• _Material shown_:
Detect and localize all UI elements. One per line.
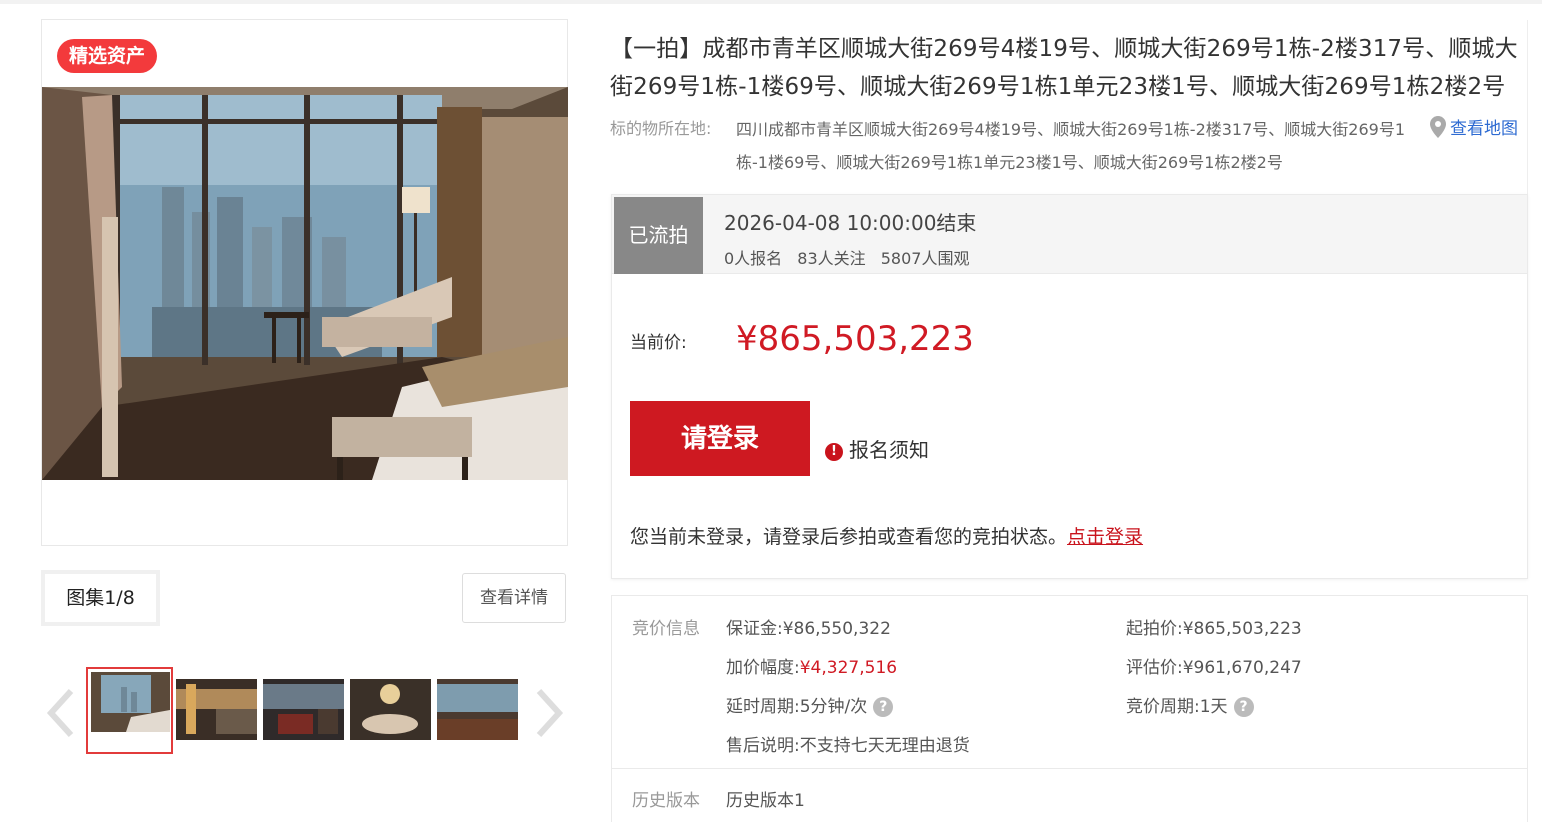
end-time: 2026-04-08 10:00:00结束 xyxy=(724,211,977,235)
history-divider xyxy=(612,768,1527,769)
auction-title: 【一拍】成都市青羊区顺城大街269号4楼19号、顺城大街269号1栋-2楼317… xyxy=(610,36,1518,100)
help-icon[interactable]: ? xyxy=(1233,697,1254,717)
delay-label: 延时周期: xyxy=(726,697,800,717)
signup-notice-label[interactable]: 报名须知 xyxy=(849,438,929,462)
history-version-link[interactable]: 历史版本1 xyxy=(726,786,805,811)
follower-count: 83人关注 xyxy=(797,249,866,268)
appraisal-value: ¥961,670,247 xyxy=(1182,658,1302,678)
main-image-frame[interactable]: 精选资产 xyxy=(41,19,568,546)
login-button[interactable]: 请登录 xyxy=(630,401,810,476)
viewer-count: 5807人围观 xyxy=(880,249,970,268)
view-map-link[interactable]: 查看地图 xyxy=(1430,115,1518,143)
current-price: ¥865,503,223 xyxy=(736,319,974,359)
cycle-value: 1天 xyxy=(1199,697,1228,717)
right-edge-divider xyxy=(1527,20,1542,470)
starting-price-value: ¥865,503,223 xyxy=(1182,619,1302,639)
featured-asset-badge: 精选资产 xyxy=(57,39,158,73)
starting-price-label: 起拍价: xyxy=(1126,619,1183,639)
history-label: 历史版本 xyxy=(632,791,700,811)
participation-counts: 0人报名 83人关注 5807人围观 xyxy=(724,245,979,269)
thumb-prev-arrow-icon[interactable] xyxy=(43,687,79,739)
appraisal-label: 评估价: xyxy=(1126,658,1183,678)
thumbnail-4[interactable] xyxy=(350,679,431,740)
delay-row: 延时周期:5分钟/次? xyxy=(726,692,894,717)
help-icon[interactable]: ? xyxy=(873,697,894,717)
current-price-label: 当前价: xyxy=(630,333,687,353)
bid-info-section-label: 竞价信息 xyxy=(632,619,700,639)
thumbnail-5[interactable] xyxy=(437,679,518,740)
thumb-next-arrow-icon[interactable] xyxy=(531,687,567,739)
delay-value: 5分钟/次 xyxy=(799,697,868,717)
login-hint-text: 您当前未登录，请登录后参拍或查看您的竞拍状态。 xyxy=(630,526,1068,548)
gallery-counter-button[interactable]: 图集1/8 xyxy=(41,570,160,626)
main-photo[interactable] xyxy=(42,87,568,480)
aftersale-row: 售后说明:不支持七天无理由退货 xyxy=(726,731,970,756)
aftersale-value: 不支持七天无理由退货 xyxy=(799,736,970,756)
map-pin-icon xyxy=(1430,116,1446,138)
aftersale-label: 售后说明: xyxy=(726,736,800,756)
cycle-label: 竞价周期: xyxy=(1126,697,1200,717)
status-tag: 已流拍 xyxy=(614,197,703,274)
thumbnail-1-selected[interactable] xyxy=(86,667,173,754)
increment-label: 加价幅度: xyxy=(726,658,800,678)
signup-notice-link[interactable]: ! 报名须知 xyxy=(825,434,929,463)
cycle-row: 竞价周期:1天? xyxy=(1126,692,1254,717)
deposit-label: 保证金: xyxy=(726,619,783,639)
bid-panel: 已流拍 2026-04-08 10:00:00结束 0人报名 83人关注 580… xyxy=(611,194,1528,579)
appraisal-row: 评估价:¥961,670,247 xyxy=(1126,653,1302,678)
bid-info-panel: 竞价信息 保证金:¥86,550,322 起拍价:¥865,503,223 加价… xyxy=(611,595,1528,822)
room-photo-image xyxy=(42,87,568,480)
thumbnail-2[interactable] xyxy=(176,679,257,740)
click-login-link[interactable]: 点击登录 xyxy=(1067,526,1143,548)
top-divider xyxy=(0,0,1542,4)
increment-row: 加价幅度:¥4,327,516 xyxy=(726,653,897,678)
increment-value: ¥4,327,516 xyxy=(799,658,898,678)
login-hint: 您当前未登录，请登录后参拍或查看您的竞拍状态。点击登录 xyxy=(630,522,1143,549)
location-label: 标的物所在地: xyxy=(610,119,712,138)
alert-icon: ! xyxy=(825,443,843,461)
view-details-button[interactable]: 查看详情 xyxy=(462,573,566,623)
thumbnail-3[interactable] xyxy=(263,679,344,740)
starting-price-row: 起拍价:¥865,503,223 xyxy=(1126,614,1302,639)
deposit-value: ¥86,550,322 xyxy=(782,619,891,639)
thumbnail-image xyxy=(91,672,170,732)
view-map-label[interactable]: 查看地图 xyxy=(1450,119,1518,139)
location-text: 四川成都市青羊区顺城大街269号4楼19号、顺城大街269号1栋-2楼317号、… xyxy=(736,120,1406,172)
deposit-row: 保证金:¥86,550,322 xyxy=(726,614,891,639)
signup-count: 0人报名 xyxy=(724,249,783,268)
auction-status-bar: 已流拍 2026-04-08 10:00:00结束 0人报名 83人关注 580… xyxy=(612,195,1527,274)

• _Instruction_:
Edit the records from the line containing "end-time: 2026-04-08 10:00:00结束" through the line containing "deposit-label: 保证金: xyxy=(726,619,783,639)", replacing "help-icon" with "question-icon" and leaving everything else unchanged. Return only those lines.

• _Written response_:
end-time: 2026-04-08 10:00:00结束 xyxy=(724,211,977,235)
history-divider xyxy=(612,768,1527,769)
auction-title: 【一拍】成都市青羊区顺城大街269号4楼19号、顺城大街269号1栋-2楼317… xyxy=(610,36,1518,100)
question-icon[interactable]: ? xyxy=(1233,697,1254,717)
delay-label: 延时周期: xyxy=(726,697,800,717)
signup-notice-label[interactable]: 报名须知 xyxy=(849,438,929,462)
history-version-link[interactable]: 历史版本1 xyxy=(726,786,805,811)
follower-count: 83人关注 xyxy=(797,249,866,268)
appraisal-value: ¥961,670,247 xyxy=(1182,658,1302,678)
main-image-frame[interactable]: 精选资产 xyxy=(41,19,568,546)
login-button[interactable]: 请登录 xyxy=(630,401,810,476)
viewer-count: 5807人围观 xyxy=(880,249,970,268)
view-map-link[interactable]: 查看地图 xyxy=(1430,115,1518,143)
current-price: ¥865,503,223 xyxy=(736,319,974,359)
cycle-value: 1天 xyxy=(1199,697,1228,717)
right-edge-divider xyxy=(1527,20,1542,470)
starting-price-value: ¥865,503,223 xyxy=(1182,619,1302,639)
featured-asset-badge: 精选资产 xyxy=(57,39,158,73)
starting-price-label: 起拍价: xyxy=(1126,619,1183,639)
history-label: 历史版本 xyxy=(632,791,700,811)
participation-counts: 0人报名 83人关注 5807人围观 xyxy=(724,245,979,269)
thumb-prev-arrow-icon[interactable] xyxy=(43,687,79,739)
appraisal-label: 评估价: xyxy=(1126,658,1183,678)
thumbnail-4[interactable] xyxy=(350,679,431,740)
delay-row: 延时周期:5分钟/次? xyxy=(726,692,894,717)
question-icon[interactable]: ? xyxy=(873,697,894,717)
current-price-label: 当前价: xyxy=(630,333,687,353)
bid-info-section-label: 竞价信息 xyxy=(632,619,700,639)
thumbnail-5[interactable] xyxy=(437,679,518,740)
thumb-next-arrow-icon[interactable] xyxy=(531,687,567,739)
delay-value: 5分钟/次 xyxy=(799,697,868,717)
login-hint-text: 您当前未登录，请登录后参拍或查看您的竞拍状态。 xyxy=(630,526,1068,548)
gallery-counter-button[interactable]: 图集1/8 xyxy=(41,570,160,626)
main-photo[interactable] xyxy=(42,87,568,480)
aftersale-row: 售后说明:不支持七天无理由退货 xyxy=(726,731,970,756)
aftersale-value: 不支持七天无理由退货 xyxy=(799,736,970,756)
map-pin-icon xyxy=(1430,116,1446,138)
aftersale-label: 售后说明: xyxy=(726,736,800,756)
cycle-label: 竞价周期: xyxy=(1126,697,1200,717)
status-tag: 已流拍 xyxy=(614,197,703,274)
thumbnail-1-selected[interactable] xyxy=(86,667,173,754)
increment-label: 加价幅度: xyxy=(726,658,800,678)
signup-notice-link[interactable]: ! 报名须知 xyxy=(825,434,929,463)
cycle-row: 竞价周期:1天? xyxy=(1126,692,1254,717)
deposit-label: 保证金: xyxy=(726,619,783,639)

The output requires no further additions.